**Your objective:** The data below needs to be returned exactly, line for line.

━━━ Extracted material ━━━

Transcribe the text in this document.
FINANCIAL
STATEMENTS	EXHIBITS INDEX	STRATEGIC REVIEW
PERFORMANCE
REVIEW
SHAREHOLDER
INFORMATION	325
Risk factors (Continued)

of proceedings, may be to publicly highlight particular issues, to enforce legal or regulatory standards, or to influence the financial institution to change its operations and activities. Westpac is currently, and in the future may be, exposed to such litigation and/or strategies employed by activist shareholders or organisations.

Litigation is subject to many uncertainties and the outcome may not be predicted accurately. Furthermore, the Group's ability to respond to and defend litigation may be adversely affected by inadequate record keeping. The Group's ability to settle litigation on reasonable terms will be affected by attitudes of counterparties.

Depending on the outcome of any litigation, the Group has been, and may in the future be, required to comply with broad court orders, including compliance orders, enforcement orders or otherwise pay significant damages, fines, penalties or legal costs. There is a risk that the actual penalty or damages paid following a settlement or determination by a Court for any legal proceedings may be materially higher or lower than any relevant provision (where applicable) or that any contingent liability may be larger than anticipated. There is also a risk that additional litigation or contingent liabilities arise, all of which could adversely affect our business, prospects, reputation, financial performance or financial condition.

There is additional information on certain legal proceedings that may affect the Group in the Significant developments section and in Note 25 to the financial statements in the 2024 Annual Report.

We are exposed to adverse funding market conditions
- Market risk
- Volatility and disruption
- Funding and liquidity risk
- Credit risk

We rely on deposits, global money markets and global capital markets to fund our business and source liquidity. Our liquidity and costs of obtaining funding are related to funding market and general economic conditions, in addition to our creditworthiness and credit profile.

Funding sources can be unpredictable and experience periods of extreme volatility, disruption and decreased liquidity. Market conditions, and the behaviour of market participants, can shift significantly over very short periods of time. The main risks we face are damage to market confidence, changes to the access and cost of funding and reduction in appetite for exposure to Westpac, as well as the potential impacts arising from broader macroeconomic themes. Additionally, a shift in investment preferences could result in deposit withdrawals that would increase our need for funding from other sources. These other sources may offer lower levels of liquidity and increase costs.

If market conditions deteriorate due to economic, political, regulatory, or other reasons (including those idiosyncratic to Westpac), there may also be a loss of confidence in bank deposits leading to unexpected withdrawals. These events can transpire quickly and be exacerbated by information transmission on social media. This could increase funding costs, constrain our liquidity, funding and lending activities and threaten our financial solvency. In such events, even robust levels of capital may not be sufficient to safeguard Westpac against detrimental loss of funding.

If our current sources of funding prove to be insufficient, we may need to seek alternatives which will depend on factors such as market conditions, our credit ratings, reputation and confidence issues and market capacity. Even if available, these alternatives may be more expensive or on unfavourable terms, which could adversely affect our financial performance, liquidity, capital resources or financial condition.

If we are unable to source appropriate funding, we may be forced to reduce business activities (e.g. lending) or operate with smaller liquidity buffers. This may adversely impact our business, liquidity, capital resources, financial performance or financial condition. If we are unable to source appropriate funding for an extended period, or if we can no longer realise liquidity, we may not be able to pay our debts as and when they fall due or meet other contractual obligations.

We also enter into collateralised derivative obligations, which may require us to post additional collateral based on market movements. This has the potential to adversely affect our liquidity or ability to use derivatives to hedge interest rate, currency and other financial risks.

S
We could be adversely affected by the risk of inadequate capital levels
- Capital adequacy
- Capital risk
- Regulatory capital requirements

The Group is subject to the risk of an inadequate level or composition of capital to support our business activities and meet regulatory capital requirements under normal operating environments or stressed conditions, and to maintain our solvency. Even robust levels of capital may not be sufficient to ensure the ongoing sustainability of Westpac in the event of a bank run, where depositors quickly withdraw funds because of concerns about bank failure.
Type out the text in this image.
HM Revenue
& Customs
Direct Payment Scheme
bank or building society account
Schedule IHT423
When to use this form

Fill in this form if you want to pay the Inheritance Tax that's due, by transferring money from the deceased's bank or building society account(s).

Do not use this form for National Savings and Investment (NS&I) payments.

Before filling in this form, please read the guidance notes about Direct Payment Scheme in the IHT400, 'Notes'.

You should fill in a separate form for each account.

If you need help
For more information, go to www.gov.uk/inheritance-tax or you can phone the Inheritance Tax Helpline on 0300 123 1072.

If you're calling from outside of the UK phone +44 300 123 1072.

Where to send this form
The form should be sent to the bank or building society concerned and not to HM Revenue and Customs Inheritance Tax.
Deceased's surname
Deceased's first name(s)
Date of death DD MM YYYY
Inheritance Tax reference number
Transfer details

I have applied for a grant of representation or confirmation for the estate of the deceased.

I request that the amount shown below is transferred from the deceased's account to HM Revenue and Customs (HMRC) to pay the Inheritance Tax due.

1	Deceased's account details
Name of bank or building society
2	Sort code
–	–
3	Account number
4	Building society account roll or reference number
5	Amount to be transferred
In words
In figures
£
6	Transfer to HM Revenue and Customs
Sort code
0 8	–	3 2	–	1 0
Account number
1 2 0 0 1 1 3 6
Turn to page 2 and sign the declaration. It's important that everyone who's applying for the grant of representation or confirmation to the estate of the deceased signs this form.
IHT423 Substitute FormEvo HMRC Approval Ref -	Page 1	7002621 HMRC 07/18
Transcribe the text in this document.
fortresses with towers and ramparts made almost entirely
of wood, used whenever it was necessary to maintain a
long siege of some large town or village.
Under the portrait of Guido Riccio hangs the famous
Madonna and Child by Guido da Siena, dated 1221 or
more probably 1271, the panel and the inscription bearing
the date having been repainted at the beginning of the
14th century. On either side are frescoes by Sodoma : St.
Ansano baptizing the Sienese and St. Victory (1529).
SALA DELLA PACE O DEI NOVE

━━━

**Correct response:**
Transcribe the text in this document.
FINANCIAL
STATEMENTS	EXHIBITS INDEX	STRATEGIC REVIEW
PERFORMANCE
REVIEW
SHAREHOLDER
INFORMATION	325
Risk factors (Continued)

of proceedings, may be to publicly highlight particular issues, to enforce legal or regulatory standards, or to influence the financial institution to change its operations and activities. Westpac is currently, and in the future may be, exposed to such litigation and/or strategies employed by activist shareholders or organisations.

Litigation is subject to many uncertainties and the outcome may not be predicted accurately. Furthermore, the Group's ability to respond to and defend litigation may be adversely affected by inadequate record keeping. The Group's ability to settle litigation on reasonable terms will be affected by attitudes of counterparties.

Depending on the outcome of any litigation, the Group has been, and may in the future be, required to comply with broad court orders, including compliance orders, enforcement orders or otherwise pay significant damages, fines, penalties or legal costs. There is a risk that the actual penalty or damages paid following a settlement or determination by a Court for any legal proceedings may be materially higher or lower than any relevant provision (where applicable) or that any contingent liability may be larger than anticipated. There is also a risk that additional litigation or contingent liabilities arise, all of which could adversely affect our business, prospects, reputation, financial performance or financial condition.

There is additional information on certain legal proceedings that may affect the Group in the Significant developments section and in Note 25 to the financial statements in the 2024 Annual Report.

We are exposed to adverse funding market conditions
- Market risk
- Volatility and disruption
- Funding and liquidity risk
- Credit risk

We rely on deposits, global money markets and global capital markets to fund our business and source liquidity. Our liquidity and costs of obtaining funding are related to funding market and general economic conditions, in addition to our creditworthiness and credit profile.

Funding sources can be unpredictable and experience periods of extreme volatility, disruption and decreased liquidity. Market conditions, and the behaviour of market participants, can shift significantly over very short periods of time. The main risks we face are damage to market confidence, changes to the access and cost of funding and reduction in appetite for exposure to Westpac, as well as the potential impacts arising from broader macroeconomic themes. Additionally, a shift in investment preferences could result in deposit withdrawals that would increase our need for funding from other sources. These other sources may offer lower levels of liquidity and increase costs.

If market conditions deteriorate due to economic, political, regulatory, or other reasons (including those idiosyncratic to Westpac), there may also be a loss of confidence in bank deposits leading to unexpected withdrawals. These events can transpire quickly and be exacerbated by information transmission on social media. This could increase funding costs, constrain our liquidity, funding and lending activities and threaten our financial solvency. In such events, even robust levels of capital may not be sufficient to safeguard Westpac against detrimental loss of funding.

If our current sources of funding prove to be insufficient, we may need to seek alternatives which will depend on factors such as market conditions, our credit ratings, reputation and confidence issues and market capacity. Even if available, these alternatives may be more expensive or on unfavourable terms, which could adversely affect our financial performance, liquidity, capital resources or financial condition.

If we are unable to source appropriate funding, we may be forced to reduce business activities (e.g. lending) or operate with smaller liquidity buffers. This may adversely impact our business, liquidity, capital resources, financial performance or financial condition. If we are unable to source appropriate funding for an extended period, or if we can no longer realise liquidity, we may not be able to pay our debts as and when they fall due or meet other contractual obligations.

We also enter into collateralised derivative obligations, which may require us to post additional collateral based on market movements. This has the potential to adversely affect our liquidity or ability to use derivatives to hedge interest rate, currency and other financial risks.

S
We could be adversely affected by the risk of inadequate capital levels
- Capital adequacy
- Capital risk
- Regulatory capital requirements

The Group is subject to the risk of an inadequate level or composition of capital to support our business activities and meet regulatory capital requirements under normal operating environments or stressed conditions, and to maintain our solvency. Even robust levels of capital may not be sufficient to ensure the ongoing sustainability of Westpac in the event of a bank run, where depositors quickly withdraw funds because of concerns about bank failure.
Type out the text in this image.
HM Revenue
& Customs
Direct Payment Scheme
bank or building society account
Schedule IHT423
When to use this form

Fill in this form if you want to pay the Inheritance Tax that's due, by transferring money from the deceased's bank or building society account(s).

Do not use this form for National Savings and Investment (NS&I) payments.

Before filling in this form, please read the guidance notes about Direct Payment Scheme in the IHT400, 'Notes'.

You should fill in a separate form for each account.

If you need help
For more information, go to www.gov.uk/inheritance-tax or you can phone the Inheritance Tax Helpline on 0300 123 1072.

If you're calling from outside of the UK phone +44 300 123 1072.

Where to send this form
The form should be sent to the bank or building society concerned and not to HM Revenue and Customs Inheritance Tax.
Deceased's surname
Deceased's first name(s)
Date of death DD MM YYYY
Inheritance Tax reference number
Transfer details

I have applied for a grant of representation or confirmation for the estate of the deceased.

I request that the amount shown below is transferred from the deceased's account to HM Revenue and Customs (HMRC) to pay the Inheritance Tax due.

1	Deceased's account details
Name of bank or building society
2	Sort code
–	–
3	Account number
4	Building society account roll or reference number
5	Amount to be transferred
In words
In figures
£
6	Transfer to HM Revenue and Customs
Sort code
0 8	–	3 2	–	1 0
Account number
1 2 0 0 1 1 3 6
Turn to page 2 and sign the declaration. It's important that everyone who's applying for the grant of representation or confirmation to the estate of the deceased signs this form.
IHT423 Substitute FormEvo HMRC Approval Ref -	Page 1	7002621 HMRC 07/18
Transcribe the text in this document.
fortresses with towers and ramparts made almost entirely
of wood, used whenever it was necessary to maintain a
long siege of some large town or village.
Under the portrait of Guido Riccio hangs the famous
Madonna and Child by Guido da Siena, dated 1221 or
more probably 1271, the panel and the inscription bearing
the date having been repainted at the beginning of the
14th century. On either side are frescoes by Sodoma : St.
Ansano baptizing the Sienese and St. Victory (1529).
SALA DELLA PACE O DEI NOVE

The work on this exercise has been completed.